● The exercise
Arrange every line of the data below as a numbered list, leaving out any blank lines.

● Given entries
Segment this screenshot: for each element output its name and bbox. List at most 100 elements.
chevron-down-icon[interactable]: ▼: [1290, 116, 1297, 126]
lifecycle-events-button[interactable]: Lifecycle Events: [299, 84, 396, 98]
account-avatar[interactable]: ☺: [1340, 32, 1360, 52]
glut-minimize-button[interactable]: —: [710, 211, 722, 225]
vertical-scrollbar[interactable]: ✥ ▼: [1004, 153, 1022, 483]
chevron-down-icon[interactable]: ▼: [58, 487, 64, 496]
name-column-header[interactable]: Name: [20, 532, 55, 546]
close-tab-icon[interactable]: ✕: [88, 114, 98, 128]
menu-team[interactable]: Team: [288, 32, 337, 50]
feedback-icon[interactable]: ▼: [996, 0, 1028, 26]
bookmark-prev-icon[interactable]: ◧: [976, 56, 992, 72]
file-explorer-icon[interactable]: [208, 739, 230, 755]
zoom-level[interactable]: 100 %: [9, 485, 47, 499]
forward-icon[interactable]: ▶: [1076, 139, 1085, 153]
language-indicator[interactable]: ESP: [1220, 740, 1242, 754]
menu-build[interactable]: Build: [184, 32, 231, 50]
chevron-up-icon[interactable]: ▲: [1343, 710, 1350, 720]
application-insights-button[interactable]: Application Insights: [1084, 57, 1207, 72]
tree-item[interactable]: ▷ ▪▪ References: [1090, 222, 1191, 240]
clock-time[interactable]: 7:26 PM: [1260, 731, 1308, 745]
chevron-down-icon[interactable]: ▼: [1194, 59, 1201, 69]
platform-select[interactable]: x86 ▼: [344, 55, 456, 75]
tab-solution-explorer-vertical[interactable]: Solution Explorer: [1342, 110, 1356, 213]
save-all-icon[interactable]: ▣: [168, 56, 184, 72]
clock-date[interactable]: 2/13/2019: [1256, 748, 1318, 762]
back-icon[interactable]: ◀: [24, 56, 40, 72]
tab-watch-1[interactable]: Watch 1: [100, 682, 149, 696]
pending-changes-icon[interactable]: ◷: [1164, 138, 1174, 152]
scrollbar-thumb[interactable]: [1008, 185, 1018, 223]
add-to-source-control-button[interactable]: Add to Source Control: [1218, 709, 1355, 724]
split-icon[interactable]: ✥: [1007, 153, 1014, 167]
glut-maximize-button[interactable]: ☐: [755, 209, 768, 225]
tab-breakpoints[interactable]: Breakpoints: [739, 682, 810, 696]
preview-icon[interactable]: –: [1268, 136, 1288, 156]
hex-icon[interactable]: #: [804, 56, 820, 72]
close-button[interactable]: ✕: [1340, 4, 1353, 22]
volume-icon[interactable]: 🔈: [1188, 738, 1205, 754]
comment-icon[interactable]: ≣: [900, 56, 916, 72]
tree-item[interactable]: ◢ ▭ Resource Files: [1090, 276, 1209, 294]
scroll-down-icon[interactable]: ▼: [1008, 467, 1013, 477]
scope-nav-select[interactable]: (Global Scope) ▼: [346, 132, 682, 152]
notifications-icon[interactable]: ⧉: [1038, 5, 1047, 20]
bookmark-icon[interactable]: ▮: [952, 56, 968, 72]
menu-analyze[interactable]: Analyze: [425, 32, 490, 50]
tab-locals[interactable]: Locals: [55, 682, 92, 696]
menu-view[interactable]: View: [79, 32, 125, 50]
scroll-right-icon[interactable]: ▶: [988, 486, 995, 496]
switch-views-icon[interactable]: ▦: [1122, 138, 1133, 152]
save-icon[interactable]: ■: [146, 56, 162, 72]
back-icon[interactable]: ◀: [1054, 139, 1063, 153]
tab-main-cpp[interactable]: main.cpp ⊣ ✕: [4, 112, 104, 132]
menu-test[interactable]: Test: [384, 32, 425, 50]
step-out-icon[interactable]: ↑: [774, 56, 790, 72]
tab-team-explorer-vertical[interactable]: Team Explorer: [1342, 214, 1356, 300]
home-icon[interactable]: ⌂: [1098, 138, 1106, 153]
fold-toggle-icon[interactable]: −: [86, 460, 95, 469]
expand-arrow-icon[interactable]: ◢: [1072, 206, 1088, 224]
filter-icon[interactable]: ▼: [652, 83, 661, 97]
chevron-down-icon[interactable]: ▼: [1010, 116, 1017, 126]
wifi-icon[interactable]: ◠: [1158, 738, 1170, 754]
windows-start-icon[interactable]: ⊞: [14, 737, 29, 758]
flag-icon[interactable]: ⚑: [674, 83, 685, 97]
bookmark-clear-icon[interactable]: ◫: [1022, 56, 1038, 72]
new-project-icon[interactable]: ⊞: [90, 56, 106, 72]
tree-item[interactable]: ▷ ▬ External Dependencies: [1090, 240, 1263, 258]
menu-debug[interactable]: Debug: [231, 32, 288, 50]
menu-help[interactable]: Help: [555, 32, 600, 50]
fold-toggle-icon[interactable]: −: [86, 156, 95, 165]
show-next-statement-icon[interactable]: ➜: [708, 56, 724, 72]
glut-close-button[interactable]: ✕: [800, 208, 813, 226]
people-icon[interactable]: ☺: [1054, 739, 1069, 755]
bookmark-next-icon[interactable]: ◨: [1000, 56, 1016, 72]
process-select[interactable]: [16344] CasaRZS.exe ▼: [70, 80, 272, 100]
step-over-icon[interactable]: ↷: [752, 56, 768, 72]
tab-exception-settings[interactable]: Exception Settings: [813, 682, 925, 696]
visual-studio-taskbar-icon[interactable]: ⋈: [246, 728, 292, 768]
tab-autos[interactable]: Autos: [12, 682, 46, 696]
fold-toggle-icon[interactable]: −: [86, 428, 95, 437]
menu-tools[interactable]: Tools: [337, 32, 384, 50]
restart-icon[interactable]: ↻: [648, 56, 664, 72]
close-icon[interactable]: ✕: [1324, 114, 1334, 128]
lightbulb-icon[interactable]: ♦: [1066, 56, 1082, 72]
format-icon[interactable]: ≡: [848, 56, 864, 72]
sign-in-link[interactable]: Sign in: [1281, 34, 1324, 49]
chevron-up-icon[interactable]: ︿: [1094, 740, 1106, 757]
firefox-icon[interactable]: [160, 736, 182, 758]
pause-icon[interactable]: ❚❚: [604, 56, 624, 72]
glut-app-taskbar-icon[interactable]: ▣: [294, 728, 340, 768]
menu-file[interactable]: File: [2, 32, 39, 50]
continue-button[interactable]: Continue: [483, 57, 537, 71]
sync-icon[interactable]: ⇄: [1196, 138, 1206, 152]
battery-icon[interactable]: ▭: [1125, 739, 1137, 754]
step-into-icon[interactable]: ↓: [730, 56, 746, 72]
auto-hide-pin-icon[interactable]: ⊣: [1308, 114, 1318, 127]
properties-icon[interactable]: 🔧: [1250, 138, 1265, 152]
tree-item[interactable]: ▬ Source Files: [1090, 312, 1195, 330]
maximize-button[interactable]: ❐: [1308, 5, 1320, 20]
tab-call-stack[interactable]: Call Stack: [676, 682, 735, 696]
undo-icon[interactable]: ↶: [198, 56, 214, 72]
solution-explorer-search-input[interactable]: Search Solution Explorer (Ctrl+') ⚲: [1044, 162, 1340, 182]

● Full solution
1. Segment this screenshot: for each element output its name and bbox. List at most 100 elements.
2. chevron-down-icon[interactable]: ▼: [1290, 116, 1297, 126]
3. lifecycle-events-button[interactable]: Lifecycle Events: [299, 84, 396, 98]
4. account-avatar[interactable]: ☺: [1340, 32, 1360, 52]
5. glut-minimize-button[interactable]: —: [710, 211, 722, 225]
6. vertical-scrollbar[interactable]: ✥ ▼: [1004, 153, 1022, 483]
7. chevron-down-icon[interactable]: ▼: [58, 487, 64, 496]
8. name-column-header[interactable]: Name: [20, 532, 55, 546]
9. close-tab-icon[interactable]: ✕: [88, 114, 98, 128]
10. menu-team[interactable]: Team: [288, 32, 337, 50]
11. feedback-icon[interactable]: ▼: [996, 0, 1028, 26]
12. bookmark-prev-icon[interactable]: ◧: [976, 56, 992, 72]
13. file-explorer-icon[interactable]: [208, 739, 230, 755]
14. zoom-level[interactable]: 100 %: [9, 485, 47, 499]
15. forward-icon[interactable]: ▶: [1076, 139, 1085, 153]
16. language-indicator[interactable]: ESP: [1220, 740, 1242, 754]
17. menu-build[interactable]: Build: [184, 32, 231, 50]
18. chevron-up-icon[interactable]: ▲: [1343, 710, 1350, 720]
19. application-insights-button[interactable]: Application Insights: [1084, 57, 1207, 72]
20. tree-item[interactable]: ▷ ▪▪ References: [1090, 222, 1191, 240]
21. clock-time[interactable]: 7:26 PM: [1260, 731, 1308, 745]
22. chevron-down-icon[interactable]: ▼: [1194, 59, 1201, 69]
23. platform-select[interactable]: x86 ▼: [344, 55, 456, 75]
24. tab-solution-explorer-vertical[interactable]: Solution Explorer: [1342, 110, 1356, 213]
25. save-all-icon[interactable]: ▣: [168, 56, 184, 72]
26. clock-date[interactable]: 2/13/2019: [1256, 748, 1318, 762]
27. back-icon[interactable]: ◀: [24, 56, 40, 72]
28. tab-watch-1[interactable]: Watch 1: [100, 682, 149, 696]
29. pending-changes-icon[interactable]: ◷: [1164, 138, 1174, 152]
30. scrollbar-thumb[interactable]: [1008, 185, 1018, 223]
31. add-to-source-control-button[interactable]: Add to Source Control: [1218, 709, 1355, 724]
32. split-icon[interactable]: ✥: [1007, 153, 1014, 167]
33. glut-maximize-button[interactable]: ☐: [755, 209, 768, 225]
34. tab-breakpoints[interactable]: Breakpoints: [739, 682, 810, 696]
35. preview-icon[interactable]: –: [1268, 136, 1288, 156]
36. hex-icon[interactable]: #: [804, 56, 820, 72]
37. close-button[interactable]: ✕: [1340, 4, 1353, 22]
38. volume-icon[interactable]: 🔈: [1188, 738, 1205, 754]
39. comment-icon[interactable]: ≣: [900, 56, 916, 72]
40. tree-item[interactable]: ◢ ▭ Resource Files: [1090, 276, 1209, 294]
41. scroll-down-icon[interactable]: ▼: [1008, 467, 1013, 477]
42. scope-nav-select[interactable]: (Global Scope) ▼: [346, 132, 682, 152]
43. notifications-icon[interactable]: ⧉: [1038, 5, 1047, 20]
44. bookmark-icon[interactable]: ▮: [952, 56, 968, 72]
45. menu-analyze[interactable]: Analyze: [425, 32, 490, 50]
46. tab-locals[interactable]: Locals: [55, 682, 92, 696]
47. menu-view[interactable]: View: [79, 32, 125, 50]
48. scroll-right-icon[interactable]: ▶: [988, 486, 995, 496]
49. switch-views-icon[interactable]: ▦: [1122, 138, 1133, 152]
50. save-icon[interactable]: ■: [146, 56, 162, 72]
51. back-icon[interactable]: ◀: [1054, 139, 1063, 153]
52. tab-main-cpp[interactable]: main.cpp ⊣ ✕: [4, 112, 104, 132]
53. menu-test[interactable]: Test: [384, 32, 425, 50]
54. step-out-icon[interactable]: ↑: [774, 56, 790, 72]
55. tab-team-explorer-vertical[interactable]: Team Explorer: [1342, 214, 1356, 300]
56. home-icon[interactable]: ⌂: [1098, 138, 1106, 153]
57. fold-toggle-icon[interactable]: −: [86, 460, 95, 469]
58. expand-arrow-icon[interactable]: ◢: [1072, 206, 1088, 224]
59. filter-icon[interactable]: ▼: [652, 83, 661, 97]
60. chevron-down-icon[interactable]: ▼: [1010, 116, 1017, 126]
61. wifi-icon[interactable]: ◠: [1158, 738, 1170, 754]
62. windows-start-icon[interactable]: ⊞: [14, 737, 29, 758]
63. flag-icon[interactable]: ⚑: [674, 83, 685, 97]
64. bookmark-clear-icon[interactable]: ◫: [1022, 56, 1038, 72]
65. new-project-icon[interactable]: ⊞: [90, 56, 106, 72]
66. tree-item[interactable]: ▷ ▬ External Dependencies: [1090, 240, 1263, 258]
67. menu-debug[interactable]: Debug: [231, 32, 288, 50]
68. menu-help[interactable]: Help: [555, 32, 600, 50]
69. fold-toggle-icon[interactable]: −: [86, 156, 95, 165]
70. show-next-statement-icon[interactable]: ➜: [708, 56, 724, 72]
71. glut-close-button[interactable]: ✕: [800, 208, 813, 226]
72. people-icon[interactable]: ☺: [1054, 739, 1069, 755]
73. bookmark-next-icon[interactable]: ◨: [1000, 56, 1016, 72]
74. process-select[interactable]: [16344] CasaRZS.exe ▼: [70, 80, 272, 100]
75. step-over-icon[interactable]: ↷: [752, 56, 768, 72]
76. tab-exception-settings[interactable]: Exception Settings: [813, 682, 925, 696]
77. visual-studio-taskbar-icon[interactable]: ⋈: [246, 728, 292, 768]
78. tab-autos[interactable]: Autos: [12, 682, 46, 696]
79. fold-toggle-icon[interactable]: −: [86, 428, 95, 437]
80. menu-tools[interactable]: Tools: [337, 32, 384, 50]
81. restart-icon[interactable]: ↻: [648, 56, 664, 72]
82. close-icon[interactable]: ✕: [1324, 114, 1334, 128]
83. lightbulb-icon[interactable]: ♦: [1066, 56, 1082, 72]
84. format-icon[interactable]: ≡: [848, 56, 864, 72]
85. sign-in-link[interactable]: Sign in: [1281, 34, 1324, 49]
86. chevron-up-icon[interactable]: ︿: [1094, 740, 1106, 757]
87. firefox-icon[interactable]: [160, 736, 182, 758]
88. pause-icon[interactable]: ❚❚: [604, 56, 624, 72]
89. glut-app-taskbar-icon[interactable]: ▣: [294, 728, 340, 768]
90. menu-file[interactable]: File: [2, 32, 39, 50]
91. continue-button[interactable]: Continue: [483, 57, 537, 71]
92. sync-icon[interactable]: ⇄: [1196, 138, 1206, 152]
93. battery-icon[interactable]: ▭: [1125, 739, 1137, 754]
94. step-into-icon[interactable]: ↓: [730, 56, 746, 72]
95. auto-hide-pin-icon[interactable]: ⊣: [1308, 114, 1318, 127]
96. properties-icon[interactable]: 🔧: [1250, 138, 1265, 152]
97. tree-item[interactable]: ▬ Source Files: [1090, 312, 1195, 330]
98. maximize-button[interactable]: ❐: [1308, 5, 1320, 20]
99. tab-call-stack[interactable]: Call Stack: [676, 682, 735, 696]
100. undo-icon[interactable]: ↶: [198, 56, 214, 72]
101. solution-explorer-search-input[interactable]: Search Solution Explorer (Ctrl+') ⚲: [1044, 162, 1340, 182]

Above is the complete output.